TASK INSTRUCTIONS -> Copy the records that follow exactly as written, but not their pictures.
_ _ _ _
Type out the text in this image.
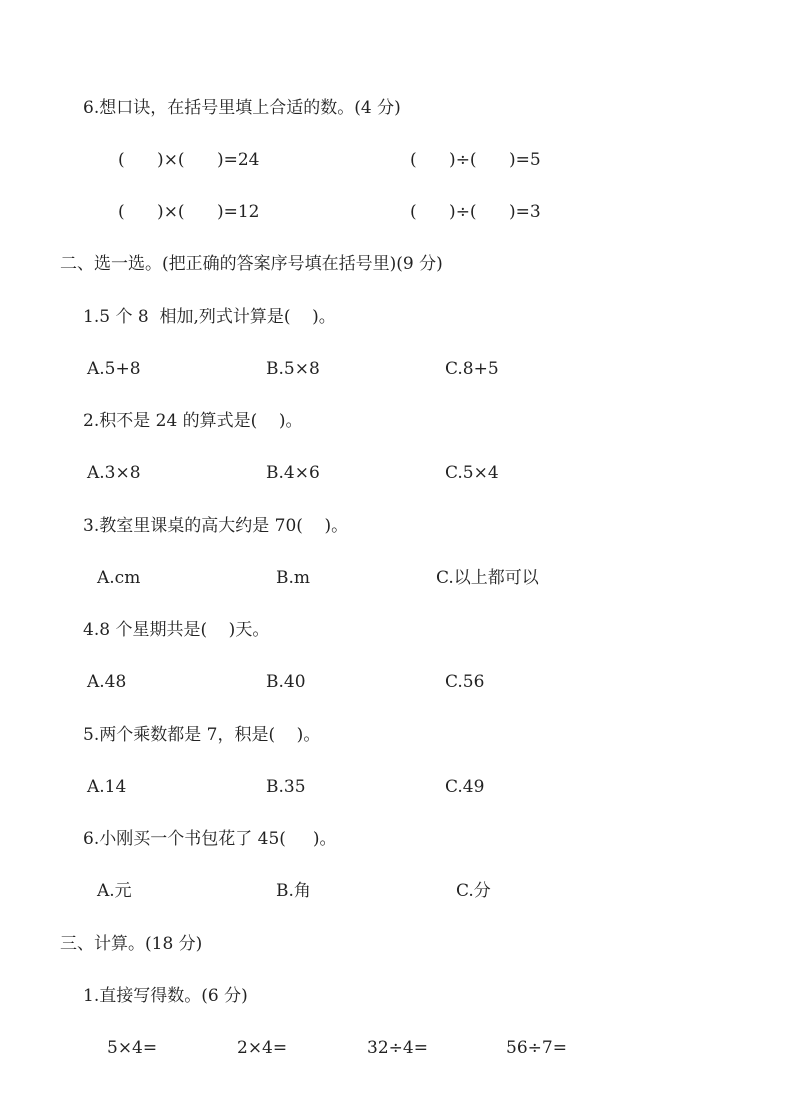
6.想口诀，在括号里填上合适的数。(4 分)
(      )×(      )=24	(      )÷(      )=5
(      )×(      )=12	(      )÷(      )=3
二、选一选。(把正确的答案序号填在括号里)(9 分)
1.5 个 8  相加,列式计算是(    )。
A.5+8	B.5×8	C.8+5
2.积不是 24 的算式是(    )。
A.3×8	B.4×6	C.5×4
3.教室里课桌的高大约是 70(    )。
A.cm	B.m	C.以上都可以
4.8 个星期共是(    )天。
A.48	B.40	C.56
5.两个乘数都是 7，积是(    )。
A.14	B.35	C.49
6.小刚买一个书包花了 45(     )。
A.元	B.角	C.分
三、计算。(18 分)
1.直接写得数。(6 分)
5×4=	2×4=	32÷4=	56÷7=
_ _ _ _
TASK SOLUTION ->
Type out the text in this image.
6.想口诀，在括号里填上合适的数。(4 分)
(      )×(      )=24	(      )÷(      )=5
(      )×(      )=12	(      )÷(      )=3
二、选一选。(把正确的答案序号填在括号里)(9 分)
1.5 个 8  相加,列式计算是(    )。
A.5+8	B.5×8	C.8+5
2.积不是 24 的算式是(    )。
A.3×8	B.4×6	C.5×4
3.教室里课桌的高大约是 70(    )。
A.cm	B.m	C.以上都可以
4.8 个星期共是(    )天。
A.48	B.40	C.56
5.两个乘数都是 7，积是(    )。
A.14	B.35	C.49
6.小刚买一个书包花了 45(     )。
A.元	B.角	C.分
三、计算。(18 分)
1.直接写得数。(6 分)
5×4=	2×4=	32÷4=	56÷7=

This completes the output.